**TASK STATEMENT:** Copy the listing below in full and skip every picture.

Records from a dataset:
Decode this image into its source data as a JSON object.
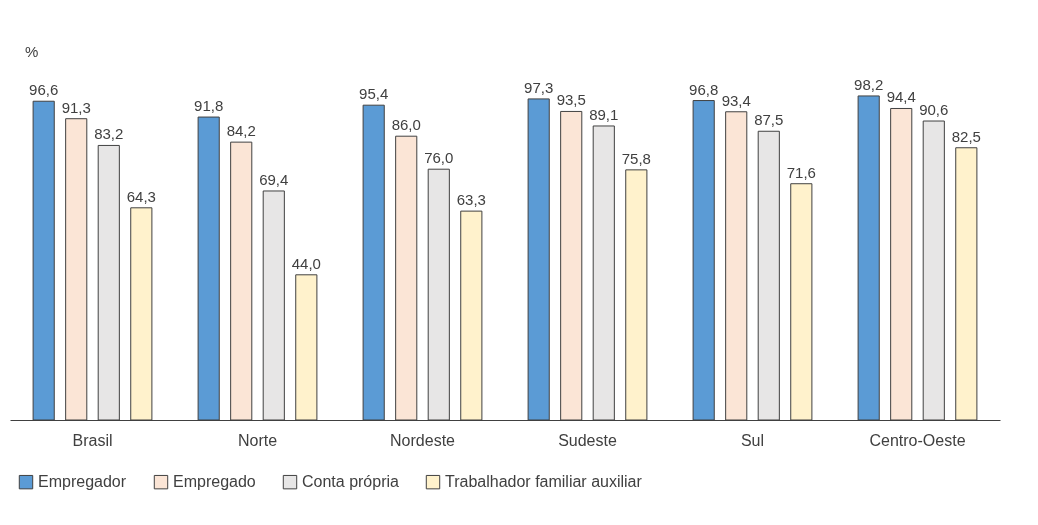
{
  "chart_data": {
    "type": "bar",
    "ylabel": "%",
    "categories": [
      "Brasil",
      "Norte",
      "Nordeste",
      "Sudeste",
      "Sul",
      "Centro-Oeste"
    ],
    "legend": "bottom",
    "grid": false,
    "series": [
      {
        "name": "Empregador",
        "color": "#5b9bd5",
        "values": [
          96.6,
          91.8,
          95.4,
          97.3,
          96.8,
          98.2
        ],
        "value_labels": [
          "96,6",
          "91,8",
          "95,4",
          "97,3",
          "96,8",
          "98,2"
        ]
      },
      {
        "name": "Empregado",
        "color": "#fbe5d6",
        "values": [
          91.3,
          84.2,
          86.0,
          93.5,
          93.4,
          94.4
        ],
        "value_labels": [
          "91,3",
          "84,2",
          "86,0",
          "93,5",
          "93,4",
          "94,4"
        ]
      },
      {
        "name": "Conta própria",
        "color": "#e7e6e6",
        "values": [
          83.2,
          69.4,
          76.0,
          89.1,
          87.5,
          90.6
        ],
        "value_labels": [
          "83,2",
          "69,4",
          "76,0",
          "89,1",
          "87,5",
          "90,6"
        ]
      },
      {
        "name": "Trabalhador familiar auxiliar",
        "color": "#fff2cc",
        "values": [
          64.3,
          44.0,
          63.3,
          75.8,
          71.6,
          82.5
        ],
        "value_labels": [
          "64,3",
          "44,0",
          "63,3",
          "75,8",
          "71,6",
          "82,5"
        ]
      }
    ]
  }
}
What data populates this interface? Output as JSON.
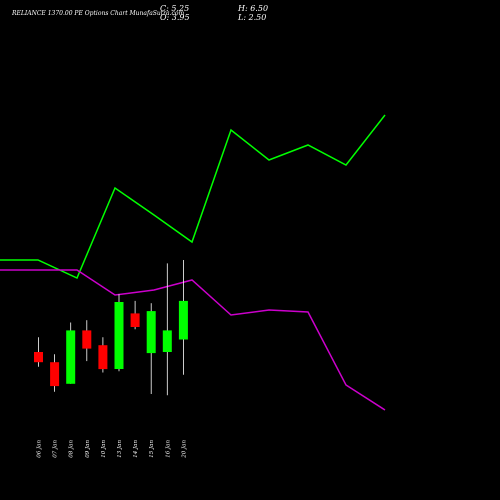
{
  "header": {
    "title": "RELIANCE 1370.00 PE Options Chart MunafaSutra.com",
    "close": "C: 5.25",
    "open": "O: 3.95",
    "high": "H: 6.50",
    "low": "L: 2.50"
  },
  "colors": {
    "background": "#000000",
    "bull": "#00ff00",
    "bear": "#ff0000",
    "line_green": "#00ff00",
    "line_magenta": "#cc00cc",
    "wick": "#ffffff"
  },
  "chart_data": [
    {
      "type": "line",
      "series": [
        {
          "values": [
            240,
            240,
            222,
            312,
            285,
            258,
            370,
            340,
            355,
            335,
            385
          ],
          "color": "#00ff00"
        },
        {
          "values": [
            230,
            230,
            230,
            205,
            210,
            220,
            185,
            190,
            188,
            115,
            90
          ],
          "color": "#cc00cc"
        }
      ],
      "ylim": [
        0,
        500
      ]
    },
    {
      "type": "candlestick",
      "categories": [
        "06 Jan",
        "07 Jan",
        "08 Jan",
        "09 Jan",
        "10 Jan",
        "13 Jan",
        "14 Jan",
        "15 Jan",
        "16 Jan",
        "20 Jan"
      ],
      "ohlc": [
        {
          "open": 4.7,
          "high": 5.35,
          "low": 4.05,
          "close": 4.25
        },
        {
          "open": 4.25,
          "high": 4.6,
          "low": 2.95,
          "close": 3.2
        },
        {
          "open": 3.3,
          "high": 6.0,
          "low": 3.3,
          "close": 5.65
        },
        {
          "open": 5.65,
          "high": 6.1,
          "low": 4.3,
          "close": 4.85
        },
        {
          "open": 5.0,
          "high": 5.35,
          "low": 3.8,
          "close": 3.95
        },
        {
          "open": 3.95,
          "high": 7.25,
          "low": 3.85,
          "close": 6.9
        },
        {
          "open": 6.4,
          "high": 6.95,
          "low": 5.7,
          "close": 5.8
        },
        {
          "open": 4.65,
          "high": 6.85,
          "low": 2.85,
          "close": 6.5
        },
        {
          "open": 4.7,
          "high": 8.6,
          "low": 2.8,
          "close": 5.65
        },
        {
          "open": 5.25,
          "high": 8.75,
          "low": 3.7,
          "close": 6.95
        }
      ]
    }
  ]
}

**TASK RESPONSE:**
Decode this image into its source data as a JSON object.
{
  "chart_data": {
    "type": "bar",
    "ylabel": "%",
    "categories": [
      "Brasil",
      "Norte",
      "Nordeste",
      "Sudeste",
      "Sul",
      "Centro-Oeste"
    ],
    "legend": "bottom",
    "grid": false,
    "series": [
      {
        "name": "Empregador",
        "color": "#5b9bd5",
        "values": [
          96.6,
          91.8,
          95.4,
          97.3,
          96.8,
          98.2
        ],
        "value_labels": [
          "96,6",
          "91,8",
          "95,4",
          "97,3",
          "96,8",
          "98,2"
        ]
      },
      {
        "name": "Empregado",
        "color": "#fbe5d6",
        "values": [
          91.3,
          84.2,
          86.0,
          93.5,
          93.4,
          94.4
        ],
        "value_labels": [
          "91,3",
          "84,2",
          "86,0",
          "93,5",
          "93,4",
          "94,4"
        ]
      },
      {
        "name": "Conta própria",
        "color": "#e7e6e6",
        "values": [
          83.2,
          69.4,
          76.0,
          89.1,
          87.5,
          90.6
        ],
        "value_labels": [
          "83,2",
          "69,4",
          "76,0",
          "89,1",
          "87,5",
          "90,6"
        ]
      },
      {
        "name": "Trabalhador familiar auxiliar",
        "color": "#fff2cc",
        "values": [
          64.3,
          44.0,
          63.3,
          75.8,
          71.6,
          82.5
        ],
        "value_labels": [
          "64,3",
          "44,0",
          "63,3",
          "75,8",
          "71,6",
          "82,5"
        ]
      }
    ]
  }
}
What data populates this interface? Output as JSON.
{
  "header": {
    "title": "RELIANCE 1370.00 PE Options Chart MunafaSutra.com",
    "close": "C: 5.25",
    "open": "O: 3.95",
    "high": "H: 6.50",
    "low": "L: 2.50"
  },
  "colors": {
    "background": "#000000",
    "bull": "#00ff00",
    "bear": "#ff0000",
    "line_green": "#00ff00",
    "line_magenta": "#cc00cc",
    "wick": "#ffffff"
  },
  "chart_data": [
    {
      "type": "line",
      "series": [
        {
          "values": [
            240,
            240,
            222,
            312,
            285,
            258,
            370,
            340,
            355,
            335,
            385
          ],
          "color": "#00ff00"
        },
        {
          "values": [
            230,
            230,
            230,
            205,
            210,
            220,
            185,
            190,
            188,
            115,
            90
          ],
          "color": "#cc00cc"
        }
      ],
      "ylim": [
        0,
        500
      ]
    },
    {
      "type": "candlestick",
      "categories": [
        "06 Jan",
        "07 Jan",
        "08 Jan",
        "09 Jan",
        "10 Jan",
        "13 Jan",
        "14 Jan",
        "15 Jan",
        "16 Jan",
        "20 Jan"
      ],
      "ohlc": [
        {
          "open": 4.7,
          "high": 5.35,
          "low": 4.05,
          "close": 4.25
        },
        {
          "open": 4.25,
          "high": 4.6,
          "low": 2.95,
          "close": 3.2
        },
        {
          "open": 3.3,
          "high": 6.0,
          "low": 3.3,
          "close": 5.65
        },
        {
          "open": 5.65,
          "high": 6.1,
          "low": 4.3,
          "close": 4.85
        },
        {
          "open": 5.0,
          "high": 5.35,
          "low": 3.8,
          "close": 3.95
        },
        {
          "open": 3.95,
          "high": 7.25,
          "low": 3.85,
          "close": 6.9
        },
        {
          "open": 6.4,
          "high": 6.95,
          "low": 5.7,
          "close": 5.8
        },
        {
          "open": 4.65,
          "high": 6.85,
          "low": 2.85,
          "close": 6.5
        },
        {
          "open": 4.7,
          "high": 8.6,
          "low": 2.8,
          "close": 5.65
        },
        {
          "open": 5.25,
          "high": 8.75,
          "low": 3.7,
          "close": 6.95
        }
      ]
    }
  ]
}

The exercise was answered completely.